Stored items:
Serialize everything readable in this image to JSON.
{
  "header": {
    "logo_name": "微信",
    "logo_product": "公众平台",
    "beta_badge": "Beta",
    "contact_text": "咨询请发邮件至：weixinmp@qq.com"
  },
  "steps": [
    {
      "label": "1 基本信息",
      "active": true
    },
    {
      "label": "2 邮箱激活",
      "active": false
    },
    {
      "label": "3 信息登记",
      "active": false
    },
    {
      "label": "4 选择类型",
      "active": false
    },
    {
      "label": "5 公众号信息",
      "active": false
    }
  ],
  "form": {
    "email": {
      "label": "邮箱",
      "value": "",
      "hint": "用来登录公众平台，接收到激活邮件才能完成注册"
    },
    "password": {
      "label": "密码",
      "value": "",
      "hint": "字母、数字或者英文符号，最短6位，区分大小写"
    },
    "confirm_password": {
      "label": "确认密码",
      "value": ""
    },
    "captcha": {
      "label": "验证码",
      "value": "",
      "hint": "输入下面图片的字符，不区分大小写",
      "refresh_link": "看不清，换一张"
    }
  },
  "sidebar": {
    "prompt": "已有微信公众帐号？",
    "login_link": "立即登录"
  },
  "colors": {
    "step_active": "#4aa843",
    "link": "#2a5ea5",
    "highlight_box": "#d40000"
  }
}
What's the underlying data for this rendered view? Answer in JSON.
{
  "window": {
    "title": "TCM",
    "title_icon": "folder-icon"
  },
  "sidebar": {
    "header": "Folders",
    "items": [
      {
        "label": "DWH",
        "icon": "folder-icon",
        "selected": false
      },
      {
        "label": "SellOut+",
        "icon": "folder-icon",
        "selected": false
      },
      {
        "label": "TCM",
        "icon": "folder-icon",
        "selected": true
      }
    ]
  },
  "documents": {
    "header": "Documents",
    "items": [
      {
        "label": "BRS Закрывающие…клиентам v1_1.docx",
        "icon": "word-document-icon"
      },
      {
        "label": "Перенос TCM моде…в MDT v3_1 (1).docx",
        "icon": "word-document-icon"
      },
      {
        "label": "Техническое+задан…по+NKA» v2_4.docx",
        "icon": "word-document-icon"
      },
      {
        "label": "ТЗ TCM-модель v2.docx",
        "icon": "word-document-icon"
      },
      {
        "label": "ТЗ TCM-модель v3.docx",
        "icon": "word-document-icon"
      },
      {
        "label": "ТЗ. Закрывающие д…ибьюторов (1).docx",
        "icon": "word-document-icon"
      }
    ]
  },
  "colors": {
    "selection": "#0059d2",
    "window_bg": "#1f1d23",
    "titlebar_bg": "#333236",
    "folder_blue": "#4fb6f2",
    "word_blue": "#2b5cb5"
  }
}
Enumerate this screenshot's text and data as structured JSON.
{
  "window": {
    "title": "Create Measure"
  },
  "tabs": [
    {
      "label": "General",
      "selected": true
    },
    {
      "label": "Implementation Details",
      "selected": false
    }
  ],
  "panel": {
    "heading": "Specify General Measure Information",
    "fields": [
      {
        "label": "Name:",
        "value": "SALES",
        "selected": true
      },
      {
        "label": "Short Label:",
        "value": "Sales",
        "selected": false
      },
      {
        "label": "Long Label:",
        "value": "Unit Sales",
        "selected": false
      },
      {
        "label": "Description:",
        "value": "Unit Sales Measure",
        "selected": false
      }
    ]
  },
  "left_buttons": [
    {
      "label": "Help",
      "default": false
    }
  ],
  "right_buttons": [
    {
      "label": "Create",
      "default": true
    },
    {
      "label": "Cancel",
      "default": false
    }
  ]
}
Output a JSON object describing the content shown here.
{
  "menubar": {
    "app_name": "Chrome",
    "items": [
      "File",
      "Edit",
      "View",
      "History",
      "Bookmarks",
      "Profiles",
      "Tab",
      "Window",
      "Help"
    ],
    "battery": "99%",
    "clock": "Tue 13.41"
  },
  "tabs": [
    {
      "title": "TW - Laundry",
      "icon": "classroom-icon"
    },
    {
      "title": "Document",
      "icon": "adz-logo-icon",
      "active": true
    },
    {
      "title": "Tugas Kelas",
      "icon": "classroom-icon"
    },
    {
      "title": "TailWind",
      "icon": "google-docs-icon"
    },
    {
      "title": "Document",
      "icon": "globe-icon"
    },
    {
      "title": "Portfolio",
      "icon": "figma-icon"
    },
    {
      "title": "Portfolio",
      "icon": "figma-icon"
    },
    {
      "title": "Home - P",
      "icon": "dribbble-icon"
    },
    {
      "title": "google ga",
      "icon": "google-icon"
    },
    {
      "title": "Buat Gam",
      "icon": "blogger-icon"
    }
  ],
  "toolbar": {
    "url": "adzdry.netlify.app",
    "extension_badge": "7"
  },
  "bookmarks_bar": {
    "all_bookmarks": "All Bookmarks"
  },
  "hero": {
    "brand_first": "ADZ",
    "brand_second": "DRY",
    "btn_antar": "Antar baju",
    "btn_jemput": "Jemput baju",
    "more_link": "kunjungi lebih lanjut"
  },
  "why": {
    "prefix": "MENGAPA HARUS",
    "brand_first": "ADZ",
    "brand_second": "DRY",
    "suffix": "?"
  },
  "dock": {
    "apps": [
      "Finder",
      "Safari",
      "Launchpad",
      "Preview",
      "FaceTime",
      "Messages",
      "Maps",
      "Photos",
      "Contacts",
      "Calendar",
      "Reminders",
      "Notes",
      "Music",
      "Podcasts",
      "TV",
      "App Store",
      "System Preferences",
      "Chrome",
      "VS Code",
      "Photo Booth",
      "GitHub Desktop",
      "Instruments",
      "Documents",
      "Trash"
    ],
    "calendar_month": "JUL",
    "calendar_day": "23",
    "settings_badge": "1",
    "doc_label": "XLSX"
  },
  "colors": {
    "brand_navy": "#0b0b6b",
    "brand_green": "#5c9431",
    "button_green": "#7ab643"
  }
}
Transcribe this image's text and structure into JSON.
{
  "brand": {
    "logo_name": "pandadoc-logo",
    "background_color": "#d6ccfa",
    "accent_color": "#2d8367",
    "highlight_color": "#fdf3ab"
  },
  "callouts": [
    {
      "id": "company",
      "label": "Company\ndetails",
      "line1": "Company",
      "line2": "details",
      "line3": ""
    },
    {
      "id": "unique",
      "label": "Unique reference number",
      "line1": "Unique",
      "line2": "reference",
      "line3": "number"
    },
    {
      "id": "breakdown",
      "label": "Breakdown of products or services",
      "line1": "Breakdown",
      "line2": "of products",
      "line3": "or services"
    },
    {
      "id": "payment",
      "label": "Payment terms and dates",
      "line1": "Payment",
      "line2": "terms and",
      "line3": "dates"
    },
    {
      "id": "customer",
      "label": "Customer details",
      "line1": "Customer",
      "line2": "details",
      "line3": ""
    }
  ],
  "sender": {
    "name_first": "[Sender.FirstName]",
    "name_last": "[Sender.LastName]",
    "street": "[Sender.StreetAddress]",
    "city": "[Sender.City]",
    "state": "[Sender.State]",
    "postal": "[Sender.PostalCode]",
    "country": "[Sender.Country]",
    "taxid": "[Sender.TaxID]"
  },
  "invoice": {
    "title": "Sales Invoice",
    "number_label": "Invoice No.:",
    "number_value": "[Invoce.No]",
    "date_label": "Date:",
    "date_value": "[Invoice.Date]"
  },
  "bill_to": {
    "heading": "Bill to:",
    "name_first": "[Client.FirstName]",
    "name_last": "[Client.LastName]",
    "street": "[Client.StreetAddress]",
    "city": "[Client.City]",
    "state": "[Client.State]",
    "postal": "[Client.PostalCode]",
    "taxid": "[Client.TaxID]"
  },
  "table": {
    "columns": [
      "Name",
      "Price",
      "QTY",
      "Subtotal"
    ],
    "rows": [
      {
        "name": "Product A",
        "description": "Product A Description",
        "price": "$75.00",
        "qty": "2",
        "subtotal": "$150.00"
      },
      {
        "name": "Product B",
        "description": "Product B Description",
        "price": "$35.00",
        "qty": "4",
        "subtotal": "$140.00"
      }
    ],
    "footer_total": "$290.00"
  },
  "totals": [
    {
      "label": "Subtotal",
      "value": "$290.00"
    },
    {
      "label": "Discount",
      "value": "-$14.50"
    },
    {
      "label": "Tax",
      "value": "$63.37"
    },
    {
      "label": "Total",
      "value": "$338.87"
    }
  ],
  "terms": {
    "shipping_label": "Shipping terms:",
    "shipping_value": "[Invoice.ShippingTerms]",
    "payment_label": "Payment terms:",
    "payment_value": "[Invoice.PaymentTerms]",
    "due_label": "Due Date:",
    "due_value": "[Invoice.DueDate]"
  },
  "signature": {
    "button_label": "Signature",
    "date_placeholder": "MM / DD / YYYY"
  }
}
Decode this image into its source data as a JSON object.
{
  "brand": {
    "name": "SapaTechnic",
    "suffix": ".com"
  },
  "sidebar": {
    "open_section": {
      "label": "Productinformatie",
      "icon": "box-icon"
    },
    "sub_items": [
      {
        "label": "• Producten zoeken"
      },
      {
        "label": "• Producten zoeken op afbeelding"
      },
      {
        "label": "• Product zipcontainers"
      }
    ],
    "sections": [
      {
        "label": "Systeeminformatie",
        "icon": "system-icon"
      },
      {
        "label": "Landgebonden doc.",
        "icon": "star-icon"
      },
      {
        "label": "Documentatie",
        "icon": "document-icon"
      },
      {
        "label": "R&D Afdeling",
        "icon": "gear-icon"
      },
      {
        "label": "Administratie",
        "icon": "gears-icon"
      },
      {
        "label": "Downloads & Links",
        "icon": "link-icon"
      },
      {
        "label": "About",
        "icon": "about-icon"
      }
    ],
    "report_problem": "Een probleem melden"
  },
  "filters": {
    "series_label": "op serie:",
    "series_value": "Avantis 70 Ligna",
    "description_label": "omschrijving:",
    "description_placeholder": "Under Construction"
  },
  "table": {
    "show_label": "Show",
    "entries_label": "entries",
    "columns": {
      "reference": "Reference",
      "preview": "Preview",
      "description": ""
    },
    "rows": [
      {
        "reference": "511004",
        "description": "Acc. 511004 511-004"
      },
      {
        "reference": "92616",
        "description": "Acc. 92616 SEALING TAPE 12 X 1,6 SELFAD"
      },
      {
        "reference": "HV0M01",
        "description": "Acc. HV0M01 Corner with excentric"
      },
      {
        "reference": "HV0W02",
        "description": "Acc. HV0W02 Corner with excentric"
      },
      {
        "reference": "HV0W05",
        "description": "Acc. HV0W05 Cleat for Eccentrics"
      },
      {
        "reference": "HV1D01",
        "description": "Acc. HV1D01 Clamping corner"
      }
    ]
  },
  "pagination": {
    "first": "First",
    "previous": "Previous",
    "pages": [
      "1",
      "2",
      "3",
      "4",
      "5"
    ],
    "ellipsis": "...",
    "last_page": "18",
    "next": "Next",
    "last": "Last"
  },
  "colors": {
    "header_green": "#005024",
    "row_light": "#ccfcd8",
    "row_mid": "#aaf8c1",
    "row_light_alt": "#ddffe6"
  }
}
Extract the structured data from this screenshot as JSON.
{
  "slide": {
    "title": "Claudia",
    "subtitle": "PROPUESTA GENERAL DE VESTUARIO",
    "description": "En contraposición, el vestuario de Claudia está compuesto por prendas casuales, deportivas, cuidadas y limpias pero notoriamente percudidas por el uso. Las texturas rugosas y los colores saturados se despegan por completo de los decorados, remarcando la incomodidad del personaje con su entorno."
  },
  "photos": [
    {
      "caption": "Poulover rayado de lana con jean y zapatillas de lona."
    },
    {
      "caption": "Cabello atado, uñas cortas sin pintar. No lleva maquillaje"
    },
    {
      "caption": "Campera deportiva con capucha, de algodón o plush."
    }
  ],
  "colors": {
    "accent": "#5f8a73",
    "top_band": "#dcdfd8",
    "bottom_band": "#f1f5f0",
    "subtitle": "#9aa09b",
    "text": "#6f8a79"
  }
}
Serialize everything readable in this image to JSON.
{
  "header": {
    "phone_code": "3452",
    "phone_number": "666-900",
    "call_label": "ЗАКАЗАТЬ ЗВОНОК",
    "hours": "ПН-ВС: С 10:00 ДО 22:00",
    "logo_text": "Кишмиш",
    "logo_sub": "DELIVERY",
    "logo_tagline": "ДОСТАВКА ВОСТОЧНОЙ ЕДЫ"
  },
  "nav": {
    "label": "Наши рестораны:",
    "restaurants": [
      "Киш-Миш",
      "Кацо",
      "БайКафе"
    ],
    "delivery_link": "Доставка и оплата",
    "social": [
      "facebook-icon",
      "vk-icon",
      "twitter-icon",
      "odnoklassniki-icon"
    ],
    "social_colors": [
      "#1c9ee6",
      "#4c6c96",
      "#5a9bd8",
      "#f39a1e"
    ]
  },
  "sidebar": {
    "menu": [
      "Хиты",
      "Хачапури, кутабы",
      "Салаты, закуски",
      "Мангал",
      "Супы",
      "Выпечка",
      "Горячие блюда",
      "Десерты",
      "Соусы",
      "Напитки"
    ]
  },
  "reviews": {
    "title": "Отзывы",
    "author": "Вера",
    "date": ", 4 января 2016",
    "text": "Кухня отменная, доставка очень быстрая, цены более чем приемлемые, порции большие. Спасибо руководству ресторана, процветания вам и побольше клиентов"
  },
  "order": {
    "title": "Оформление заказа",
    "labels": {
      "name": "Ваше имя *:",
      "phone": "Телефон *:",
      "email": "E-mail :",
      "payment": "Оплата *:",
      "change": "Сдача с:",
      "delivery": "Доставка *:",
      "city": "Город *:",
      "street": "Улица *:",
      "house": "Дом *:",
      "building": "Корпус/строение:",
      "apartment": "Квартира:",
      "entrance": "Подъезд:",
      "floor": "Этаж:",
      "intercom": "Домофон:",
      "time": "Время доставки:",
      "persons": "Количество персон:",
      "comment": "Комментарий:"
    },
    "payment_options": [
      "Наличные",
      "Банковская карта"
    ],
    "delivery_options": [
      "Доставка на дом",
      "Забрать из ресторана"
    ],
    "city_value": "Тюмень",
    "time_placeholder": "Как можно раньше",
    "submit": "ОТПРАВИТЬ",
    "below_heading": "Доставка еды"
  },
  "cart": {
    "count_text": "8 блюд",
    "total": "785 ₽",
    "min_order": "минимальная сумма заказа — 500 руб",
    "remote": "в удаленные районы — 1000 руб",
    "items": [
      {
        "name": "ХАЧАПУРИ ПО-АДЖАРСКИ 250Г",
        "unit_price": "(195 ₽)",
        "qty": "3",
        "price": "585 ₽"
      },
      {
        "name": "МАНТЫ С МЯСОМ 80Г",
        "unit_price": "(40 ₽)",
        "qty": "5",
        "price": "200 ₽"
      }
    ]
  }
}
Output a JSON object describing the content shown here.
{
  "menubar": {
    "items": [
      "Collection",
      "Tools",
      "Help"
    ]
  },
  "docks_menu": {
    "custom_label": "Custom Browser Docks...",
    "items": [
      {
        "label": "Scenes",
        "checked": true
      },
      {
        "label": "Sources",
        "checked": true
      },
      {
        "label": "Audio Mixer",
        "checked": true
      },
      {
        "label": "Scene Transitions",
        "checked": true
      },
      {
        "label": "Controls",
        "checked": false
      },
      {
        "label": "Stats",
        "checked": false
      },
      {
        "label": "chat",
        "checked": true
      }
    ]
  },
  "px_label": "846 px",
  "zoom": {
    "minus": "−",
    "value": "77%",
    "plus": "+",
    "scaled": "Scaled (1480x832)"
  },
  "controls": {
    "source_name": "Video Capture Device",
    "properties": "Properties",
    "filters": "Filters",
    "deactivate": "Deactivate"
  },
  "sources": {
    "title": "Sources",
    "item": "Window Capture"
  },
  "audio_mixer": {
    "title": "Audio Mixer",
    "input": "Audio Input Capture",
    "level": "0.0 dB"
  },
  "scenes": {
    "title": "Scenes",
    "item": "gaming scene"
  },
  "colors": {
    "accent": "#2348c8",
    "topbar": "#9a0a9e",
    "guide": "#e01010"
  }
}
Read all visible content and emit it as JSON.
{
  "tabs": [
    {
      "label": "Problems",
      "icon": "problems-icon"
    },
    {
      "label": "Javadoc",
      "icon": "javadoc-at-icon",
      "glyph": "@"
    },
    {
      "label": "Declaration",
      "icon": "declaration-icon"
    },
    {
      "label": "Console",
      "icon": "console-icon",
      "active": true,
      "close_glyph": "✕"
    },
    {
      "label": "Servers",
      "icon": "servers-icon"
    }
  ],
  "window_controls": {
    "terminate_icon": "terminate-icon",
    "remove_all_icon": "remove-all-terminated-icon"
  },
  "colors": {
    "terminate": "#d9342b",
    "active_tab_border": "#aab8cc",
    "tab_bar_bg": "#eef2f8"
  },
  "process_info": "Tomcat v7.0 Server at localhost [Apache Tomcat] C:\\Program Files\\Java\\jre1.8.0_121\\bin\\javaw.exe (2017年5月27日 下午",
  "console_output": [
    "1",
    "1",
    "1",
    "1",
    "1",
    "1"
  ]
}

Job → From the records above, copy every line that holds the word "Client".

Output of the task →
    "name_first": "[Client.FirstName]",
    "name_last": "[Client.LastName]",
    "street": "[Client.StreetAddress]",
    "city": "[Client.City]",
    "state": "[Client.State]",
    "postal": "[Client.PostalCode]",
    "taxid": "[Client.TaxID]"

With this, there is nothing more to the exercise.